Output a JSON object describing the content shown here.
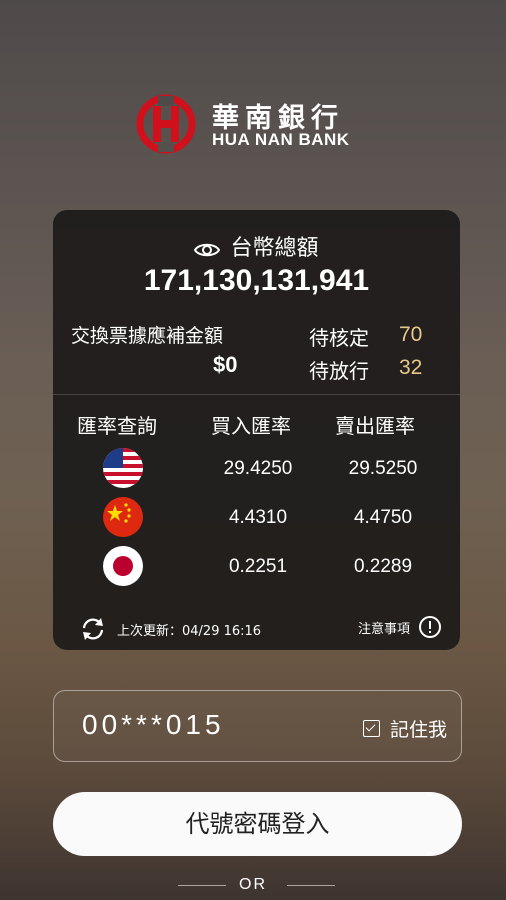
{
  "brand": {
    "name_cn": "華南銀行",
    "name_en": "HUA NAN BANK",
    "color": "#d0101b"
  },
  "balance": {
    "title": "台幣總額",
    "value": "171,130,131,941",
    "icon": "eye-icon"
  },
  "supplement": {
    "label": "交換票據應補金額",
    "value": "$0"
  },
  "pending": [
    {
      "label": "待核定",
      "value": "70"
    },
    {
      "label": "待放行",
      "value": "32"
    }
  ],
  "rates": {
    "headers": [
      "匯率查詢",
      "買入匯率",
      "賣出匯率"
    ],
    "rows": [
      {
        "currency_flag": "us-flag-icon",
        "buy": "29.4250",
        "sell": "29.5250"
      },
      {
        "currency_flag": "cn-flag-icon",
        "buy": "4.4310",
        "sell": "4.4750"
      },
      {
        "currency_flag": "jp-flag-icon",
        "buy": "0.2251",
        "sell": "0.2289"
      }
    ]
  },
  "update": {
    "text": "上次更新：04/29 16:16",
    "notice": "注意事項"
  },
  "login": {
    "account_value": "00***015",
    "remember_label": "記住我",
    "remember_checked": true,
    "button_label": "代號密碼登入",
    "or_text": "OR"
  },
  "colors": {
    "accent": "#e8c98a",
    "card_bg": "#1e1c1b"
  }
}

==

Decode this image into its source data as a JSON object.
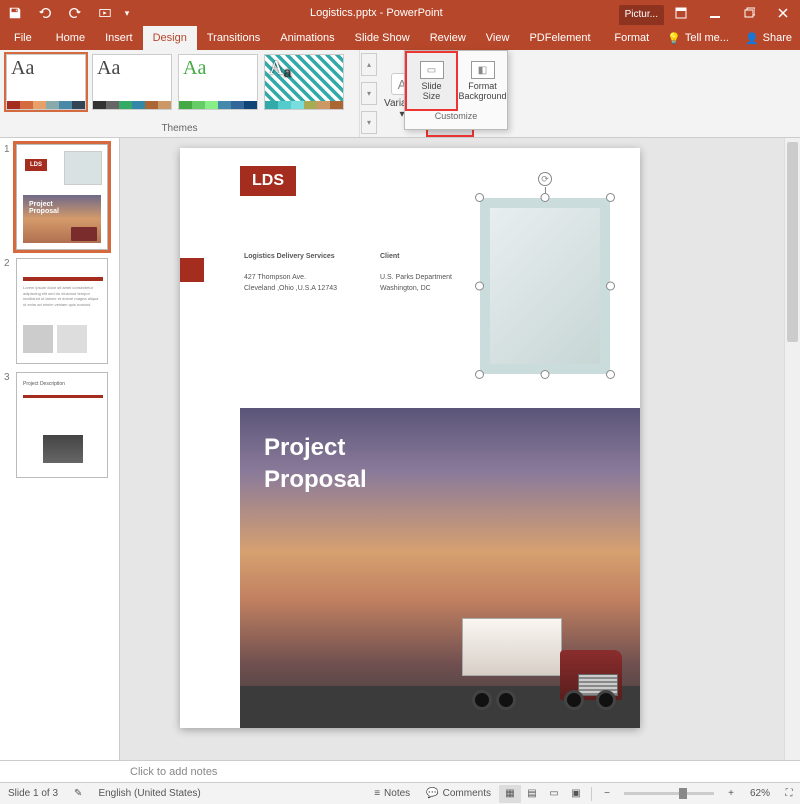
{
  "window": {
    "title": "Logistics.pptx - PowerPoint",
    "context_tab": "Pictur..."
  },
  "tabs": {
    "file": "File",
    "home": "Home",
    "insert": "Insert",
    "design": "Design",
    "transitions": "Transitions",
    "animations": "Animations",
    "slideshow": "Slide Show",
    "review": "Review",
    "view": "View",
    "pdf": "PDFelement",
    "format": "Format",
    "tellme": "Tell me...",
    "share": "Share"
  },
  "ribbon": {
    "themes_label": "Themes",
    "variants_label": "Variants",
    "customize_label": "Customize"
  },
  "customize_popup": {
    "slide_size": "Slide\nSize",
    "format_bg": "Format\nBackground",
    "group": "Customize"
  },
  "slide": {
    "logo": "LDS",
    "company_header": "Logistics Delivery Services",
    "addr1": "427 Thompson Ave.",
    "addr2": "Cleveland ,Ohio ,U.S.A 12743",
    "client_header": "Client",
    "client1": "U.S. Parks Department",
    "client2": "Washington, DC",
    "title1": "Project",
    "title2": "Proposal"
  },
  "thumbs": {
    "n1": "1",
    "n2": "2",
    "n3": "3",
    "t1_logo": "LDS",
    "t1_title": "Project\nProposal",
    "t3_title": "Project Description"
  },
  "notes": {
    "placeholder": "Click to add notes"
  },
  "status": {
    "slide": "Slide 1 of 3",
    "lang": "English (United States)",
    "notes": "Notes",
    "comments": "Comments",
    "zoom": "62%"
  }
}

**Given task:**
Show all lines in the entries above where the word "Format" appears.

**Solution to this task:**
    "format": "Format",
    "format_bg": "Format\nBackground",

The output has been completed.